Figure record listings
- - - - - - -

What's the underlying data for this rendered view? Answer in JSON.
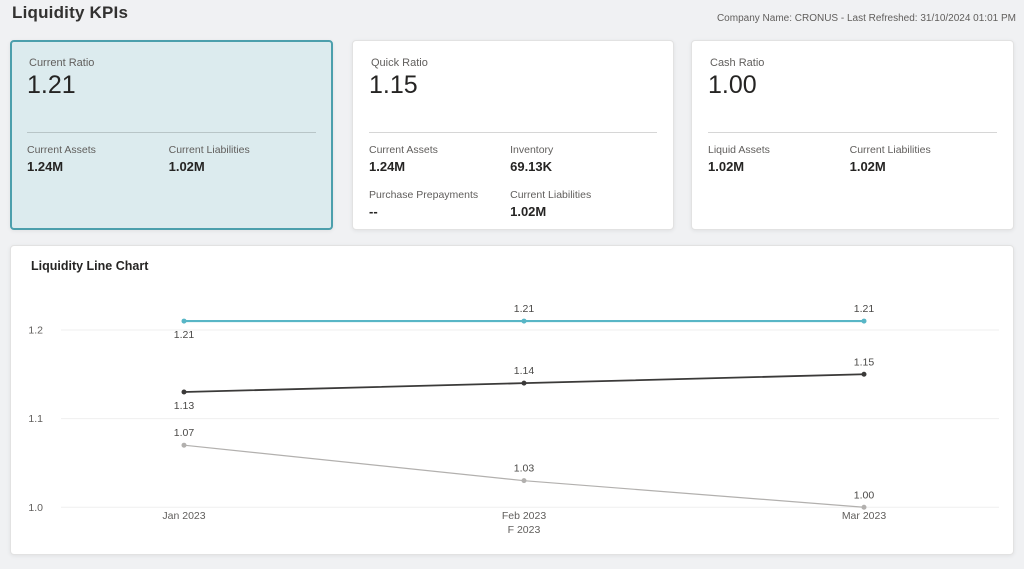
{
  "page": {
    "title": "Liquidity KPIs",
    "header_info": "Company Name: CRONUS - Last Refreshed: 31/10/2024 01:01 PM"
  },
  "colors": {
    "accent_teal": "#4c9fac",
    "selected_card_bg": "#dcebee",
    "series_current_ratio": "#58b6c6",
    "series_quick_ratio": "#3b3a39",
    "series_cash_ratio": "#b2b0ae"
  },
  "cards": [
    {
      "label": "Current Ratio",
      "value": "1.21",
      "selected": true,
      "details": [
        {
          "label": "Current Assets",
          "value": "1.24M"
        },
        {
          "label": "Current Liabilities",
          "value": "1.02M"
        }
      ]
    },
    {
      "label": "Quick Ratio",
      "value": "1.15",
      "selected": false,
      "details": [
        {
          "label": "Current Assets",
          "value": "1.24M"
        },
        {
          "label": "Inventory",
          "value": "69.13K"
        },
        {
          "label": "Purchase Prepayments",
          "value": "--"
        },
        {
          "label": "Current Liabilities",
          "value": "1.02M"
        }
      ]
    },
    {
      "label": "Cash Ratio",
      "value": "1.00",
      "selected": false,
      "details": [
        {
          "label": "Liquid Assets",
          "value": "1.02M"
        },
        {
          "label": "Current Liabilities",
          "value": "1.02M"
        }
      ]
    }
  ],
  "chart_data": {
    "type": "line",
    "title": "Liquidity Line Chart",
    "x": [
      "Jan 2023",
      "Feb 2023",
      "Mar 2023"
    ],
    "x_axis_title": "F 2023",
    "series": [
      {
        "name": "Current Ratio",
        "values": [
          1.21,
          1.21,
          1.21
        ],
        "color": "#58b6c6",
        "width": 2.2,
        "label_side": [
          "below",
          "above",
          "above"
        ]
      },
      {
        "name": "Quick Ratio",
        "values": [
          1.13,
          1.14,
          1.15
        ],
        "color": "#3b3a39",
        "width": 1.8,
        "label_side": [
          "below",
          "above",
          "above"
        ]
      },
      {
        "name": "Cash Ratio",
        "values": [
          1.07,
          1.03,
          1.0
        ],
        "color": "#b2b0ae",
        "width": 1.2,
        "label_side": [
          "above",
          "above",
          "above"
        ]
      }
    ],
    "y_ticks": [
      1.0,
      1.1,
      1.2
    ],
    "ylim": [
      0.98,
      1.227
    ],
    "grid": true,
    "legend": false,
    "data_labels": true
  }
}
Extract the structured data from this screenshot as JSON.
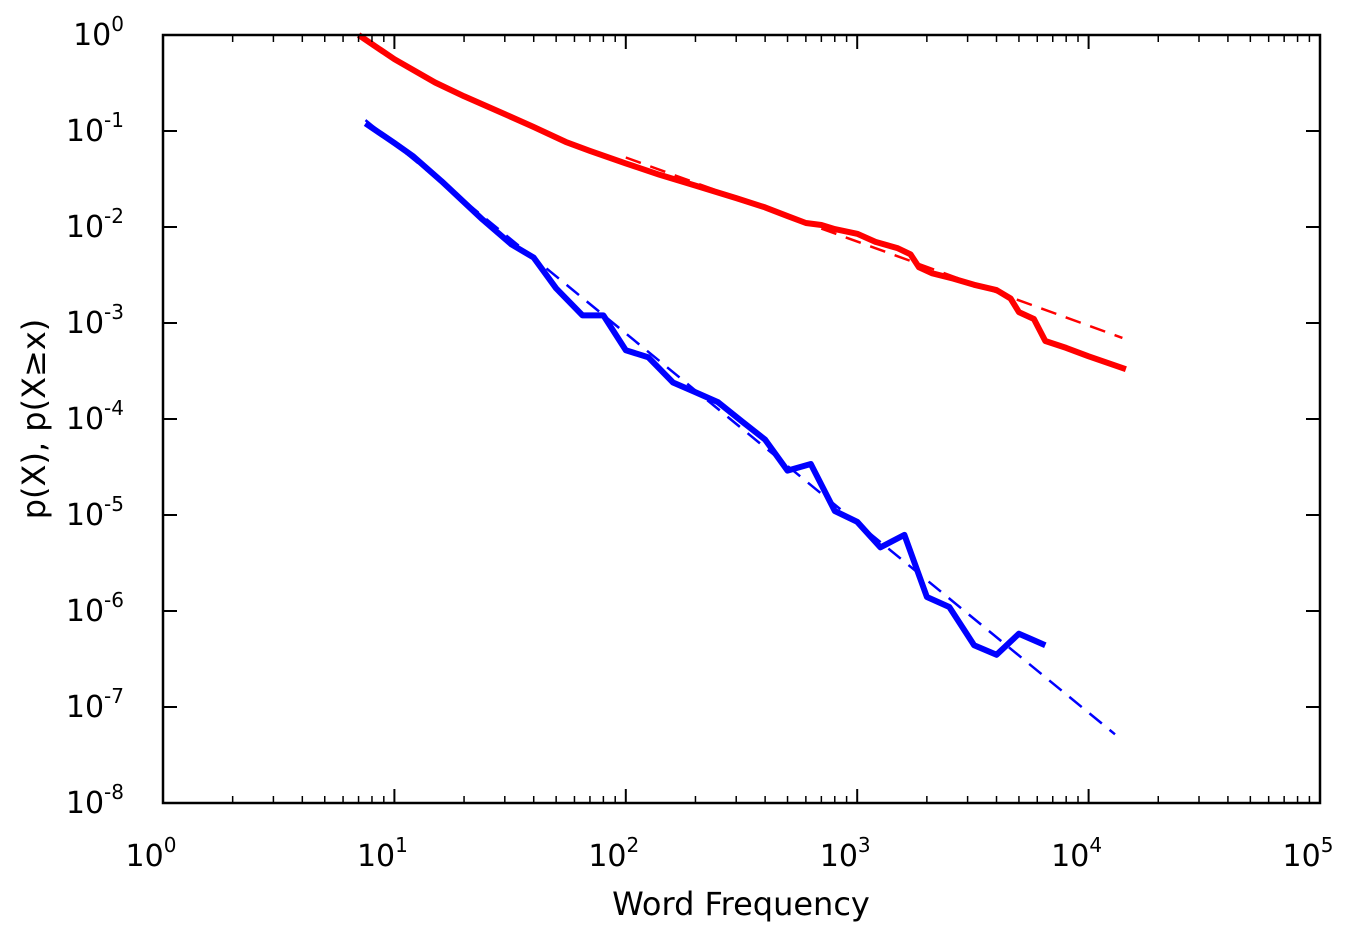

- - - - - - -

:: Stated goal ::
Reproduce the listing word for word and omit its pictures.

:: Correct result ::
What's the underlying data for this rendered view? Answer in JSON.
{
  "page": {
    "title": "Liquidity KPIs",
    "header_info": "Company Name: CRONUS - Last Refreshed: 31/10/2024 01:01 PM"
  },
  "colors": {
    "accent_teal": "#4c9fac",
    "selected_card_bg": "#dcebee",
    "series_current_ratio": "#58b6c6",
    "series_quick_ratio": "#3b3a39",
    "series_cash_ratio": "#b2b0ae"
  },
  "cards": [
    {
      "label": "Current Ratio",
      "value": "1.21",
      "selected": true,
      "details": [
        {
          "label": "Current Assets",
          "value": "1.24M"
        },
        {
          "label": "Current Liabilities",
          "value": "1.02M"
        }
      ]
    },
    {
      "label": "Quick Ratio",
      "value": "1.15",
      "selected": false,
      "details": [
        {
          "label": "Current Assets",
          "value": "1.24M"
        },
        {
          "label": "Inventory",
          "value": "69.13K"
        },
        {
          "label": "Purchase Prepayments",
          "value": "--"
        },
        {
          "label": "Current Liabilities",
          "value": "1.02M"
        }
      ]
    },
    {
      "label": "Cash Ratio",
      "value": "1.00",
      "selected": false,
      "details": [
        {
          "label": "Liquid Assets",
          "value": "1.02M"
        },
        {
          "label": "Current Liabilities",
          "value": "1.02M"
        }
      ]
    }
  ],
  "chart_data": {
    "type": "line",
    "title": "Liquidity Line Chart",
    "x": [
      "Jan 2023",
      "Feb 2023",
      "Mar 2023"
    ],
    "x_axis_title": "F 2023",
    "series": [
      {
        "name": "Current Ratio",
        "values": [
          1.21,
          1.21,
          1.21
        ],
        "color": "#58b6c6",
        "width": 2.2,
        "label_side": [
          "below",
          "above",
          "above"
        ]
      },
      {
        "name": "Quick Ratio",
        "values": [
          1.13,
          1.14,
          1.15
        ],
        "color": "#3b3a39",
        "width": 1.8,
        "label_side": [
          "below",
          "above",
          "above"
        ]
      },
      {
        "name": "Cash Ratio",
        "values": [
          1.07,
          1.03,
          1.0
        ],
        "color": "#b2b0ae",
        "width": 1.2,
        "label_side": [
          "above",
          "above",
          "above"
        ]
      }
    ],
    "y_ticks": [
      1.0,
      1.1,
      1.2
    ],
    "ylim": [
      0.98,
      1.227
    ],
    "grid": true,
    "legend": false,
    "data_labels": true
  }
}
Extract the structured data from this screenshot as JSON.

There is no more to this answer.